[Request] Copy every line of the data exactly, leaving nothing out.

Extracted records:
════

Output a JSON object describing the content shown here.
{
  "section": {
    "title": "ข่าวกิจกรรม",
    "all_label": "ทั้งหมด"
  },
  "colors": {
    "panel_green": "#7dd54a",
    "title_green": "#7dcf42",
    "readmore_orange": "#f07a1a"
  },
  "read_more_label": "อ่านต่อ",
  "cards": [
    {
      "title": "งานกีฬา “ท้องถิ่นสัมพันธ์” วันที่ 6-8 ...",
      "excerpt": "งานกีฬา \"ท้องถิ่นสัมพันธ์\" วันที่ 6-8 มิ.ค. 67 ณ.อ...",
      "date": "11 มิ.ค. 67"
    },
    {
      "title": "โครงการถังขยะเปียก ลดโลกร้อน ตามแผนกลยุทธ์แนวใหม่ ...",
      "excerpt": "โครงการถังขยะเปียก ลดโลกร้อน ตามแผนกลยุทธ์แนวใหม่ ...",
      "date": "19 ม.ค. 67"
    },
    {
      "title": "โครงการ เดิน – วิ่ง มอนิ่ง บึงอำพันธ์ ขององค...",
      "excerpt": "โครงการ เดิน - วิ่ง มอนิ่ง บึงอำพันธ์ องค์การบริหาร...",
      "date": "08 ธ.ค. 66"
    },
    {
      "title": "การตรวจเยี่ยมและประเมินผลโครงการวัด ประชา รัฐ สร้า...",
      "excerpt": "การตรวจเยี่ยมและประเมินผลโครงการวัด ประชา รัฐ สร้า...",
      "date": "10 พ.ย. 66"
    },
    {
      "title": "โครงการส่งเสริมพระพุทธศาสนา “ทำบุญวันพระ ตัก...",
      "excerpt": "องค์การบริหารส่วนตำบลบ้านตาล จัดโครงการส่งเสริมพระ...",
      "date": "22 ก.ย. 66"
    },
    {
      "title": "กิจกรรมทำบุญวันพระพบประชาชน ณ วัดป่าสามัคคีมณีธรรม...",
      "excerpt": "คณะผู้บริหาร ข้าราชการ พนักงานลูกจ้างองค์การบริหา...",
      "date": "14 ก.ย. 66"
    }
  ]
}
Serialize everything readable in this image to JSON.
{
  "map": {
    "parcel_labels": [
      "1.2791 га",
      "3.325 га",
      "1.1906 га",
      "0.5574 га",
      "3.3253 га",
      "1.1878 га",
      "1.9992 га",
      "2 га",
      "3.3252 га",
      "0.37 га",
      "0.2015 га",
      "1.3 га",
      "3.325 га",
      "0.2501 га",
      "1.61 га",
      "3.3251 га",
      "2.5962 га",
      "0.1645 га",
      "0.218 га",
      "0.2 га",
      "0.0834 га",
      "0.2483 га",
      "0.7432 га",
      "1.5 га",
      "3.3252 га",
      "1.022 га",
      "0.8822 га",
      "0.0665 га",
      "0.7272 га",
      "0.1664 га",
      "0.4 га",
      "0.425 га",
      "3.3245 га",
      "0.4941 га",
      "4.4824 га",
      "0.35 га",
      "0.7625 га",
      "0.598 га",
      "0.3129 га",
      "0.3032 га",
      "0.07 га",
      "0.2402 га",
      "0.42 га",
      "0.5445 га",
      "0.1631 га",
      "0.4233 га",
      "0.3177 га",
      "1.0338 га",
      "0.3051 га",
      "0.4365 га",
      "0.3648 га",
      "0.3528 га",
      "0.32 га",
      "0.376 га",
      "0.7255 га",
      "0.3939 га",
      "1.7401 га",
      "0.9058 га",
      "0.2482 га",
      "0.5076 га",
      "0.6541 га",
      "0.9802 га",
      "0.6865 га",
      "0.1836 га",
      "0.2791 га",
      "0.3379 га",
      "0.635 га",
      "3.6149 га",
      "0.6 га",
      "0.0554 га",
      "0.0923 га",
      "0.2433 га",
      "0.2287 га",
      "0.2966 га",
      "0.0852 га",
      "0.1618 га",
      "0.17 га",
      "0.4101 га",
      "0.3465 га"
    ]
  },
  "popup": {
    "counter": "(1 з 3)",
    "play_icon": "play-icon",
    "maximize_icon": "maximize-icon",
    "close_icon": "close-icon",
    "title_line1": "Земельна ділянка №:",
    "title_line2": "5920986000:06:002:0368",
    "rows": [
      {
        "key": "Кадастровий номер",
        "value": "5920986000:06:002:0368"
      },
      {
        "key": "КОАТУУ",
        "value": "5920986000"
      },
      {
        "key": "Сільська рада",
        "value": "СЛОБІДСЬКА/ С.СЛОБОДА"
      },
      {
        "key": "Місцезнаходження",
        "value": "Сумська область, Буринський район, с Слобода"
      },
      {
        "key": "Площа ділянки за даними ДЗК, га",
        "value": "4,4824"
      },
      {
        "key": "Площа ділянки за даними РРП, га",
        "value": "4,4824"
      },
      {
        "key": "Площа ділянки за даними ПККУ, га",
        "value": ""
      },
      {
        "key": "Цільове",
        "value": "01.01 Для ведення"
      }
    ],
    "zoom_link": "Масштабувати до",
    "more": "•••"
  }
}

════

[Answer]
Output a JSON object describing the content shown here.
{
  "section": {
    "title": "ข่าวกิจกรรม",
    "all_label": "ทั้งหมด"
  },
  "colors": {
    "panel_green": "#7dd54a",
    "title_green": "#7dcf42",
    "readmore_orange": "#f07a1a"
  },
  "read_more_label": "อ่านต่อ",
  "cards": [
    {
      "title": "งานกีฬา “ท้องถิ่นสัมพันธ์” วันที่ 6-8 ...",
      "excerpt": "งานกีฬา \"ท้องถิ่นสัมพันธ์\" วันที่ 6-8 มิ.ค. 67 ณ.อ...",
      "date": "11 มิ.ค. 67"
    },
    {
      "title": "โครงการถังขยะเปียก ลดโลกร้อน ตามแผนกลยุทธ์แนวใหม่ ...",
      "excerpt": "โครงการถังขยะเปียก ลดโลกร้อน ตามแผนกลยุทธ์แนวใหม่ ...",
      "date": "19 ม.ค. 67"
    },
    {
      "title": "โครงการ เดิน – วิ่ง มอนิ่ง บึงอำพันธ์ ขององค...",
      "excerpt": "โครงการ เดิน - วิ่ง มอนิ่ง บึงอำพันธ์ องค์การบริหาร...",
      "date": "08 ธ.ค. 66"
    },
    {
      "title": "การตรวจเยี่ยมและประเมินผลโครงการวัด ประชา รัฐ สร้า...",
      "excerpt": "การตรวจเยี่ยมและประเมินผลโครงการวัด ประชา รัฐ สร้า...",
      "date": "10 พ.ย. 66"
    },
    {
      "title": "โครงการส่งเสริมพระพุทธศาสนา “ทำบุญวันพระ ตัก...",
      "excerpt": "องค์การบริหารส่วนตำบลบ้านตาล จัดโครงการส่งเสริมพระ...",
      "date": "22 ก.ย. 66"
    },
    {
      "title": "กิจกรรมทำบุญวันพระพบประชาชน ณ วัดป่าสามัคคีมณีธรรม...",
      "excerpt": "คณะผู้บริหาร ข้าราชการ พนักงานลูกจ้างองค์การบริหา...",
      "date": "14 ก.ย. 66"
    }
  ]
}
Serialize everything readable in this image to JSON.
{
  "map": {
    "parcel_labels": [
      "1.2791 га",
      "3.325 га",
      "1.1906 га",
      "0.5574 га",
      "3.3253 га",
      "1.1878 га",
      "1.9992 га",
      "2 га",
      "3.3252 га",
      "0.37 га",
      "0.2015 га",
      "1.3 га",
      "3.325 га",
      "0.2501 га",
      "1.61 га",
      "3.3251 га",
      "2.5962 га",
      "0.1645 га",
      "0.218 га",
      "0.2 га",
      "0.0834 га",
      "0.2483 га",
      "0.7432 га",
      "1.5 га",
      "3.3252 га",
      "1.022 га",
      "0.8822 га",
      "0.0665 га",
      "0.7272 га",
      "0.1664 га",
      "0.4 га",
      "0.425 га",
      "3.3245 га",
      "0.4941 га",
      "4.4824 га",
      "0.35 га",
      "0.7625 га",
      "0.598 га",
      "0.3129 га",
      "0.3032 га",
      "0.07 га",
      "0.2402 га",
      "0.42 га",
      "0.5445 га",
      "0.1631 га",
      "0.4233 га",
      "0.3177 га",
      "1.0338 га",
      "0.3051 га",
      "0.4365 га",
      "0.3648 га",
      "0.3528 га",
      "0.32 га",
      "0.376 га",
      "0.7255 га",
      "0.3939 га",
      "1.7401 га",
      "0.9058 га",
      "0.2482 га",
      "0.5076 га",
      "0.6541 га",
      "0.9802 га",
      "0.6865 га",
      "0.1836 га",
      "0.2791 га",
      "0.3379 га",
      "0.635 га",
      "3.6149 га",
      "0.6 га",
      "0.0554 га",
      "0.0923 га",
      "0.2433 га",
      "0.2287 га",
      "0.2966 га",
      "0.0852 га",
      "0.1618 га",
      "0.17 га",
      "0.4101 га",
      "0.3465 га"
    ]
  },
  "popup": {
    "counter": "(1 з 3)",
    "play_icon": "play-icon",
    "maximize_icon": "maximize-icon",
    "close_icon": "close-icon",
    "title_line1": "Земельна ділянка №:",
    "title_line2": "5920986000:06:002:0368",
    "rows": [
      {
        "key": "Кадастровий номер",
        "value": "5920986000:06:002:0368"
      },
      {
        "key": "КОАТУУ",
        "value": "5920986000"
      },
      {
        "key": "Сільська рада",
        "value": "СЛОБІДСЬКА/ С.СЛОБОДА"
      },
      {
        "key": "Місцезнаходження",
        "value": "Сумська область, Буринський район, с Слобода"
      },
      {
        "key": "Площа ділянки за даними ДЗК, га",
        "value": "4,4824"
      },
      {
        "key": "Площа ділянки за даними РРП, га",
        "value": "4,4824"
      },
      {
        "key": "Площа ділянки за даними ПККУ, га",
        "value": ""
      },
      {
        "key": "Цільове",
        "value": "01.01 Для ведення"
      }
    ],
    "zoom_link": "Масштабувати до",
    "more": "•••"
  }
}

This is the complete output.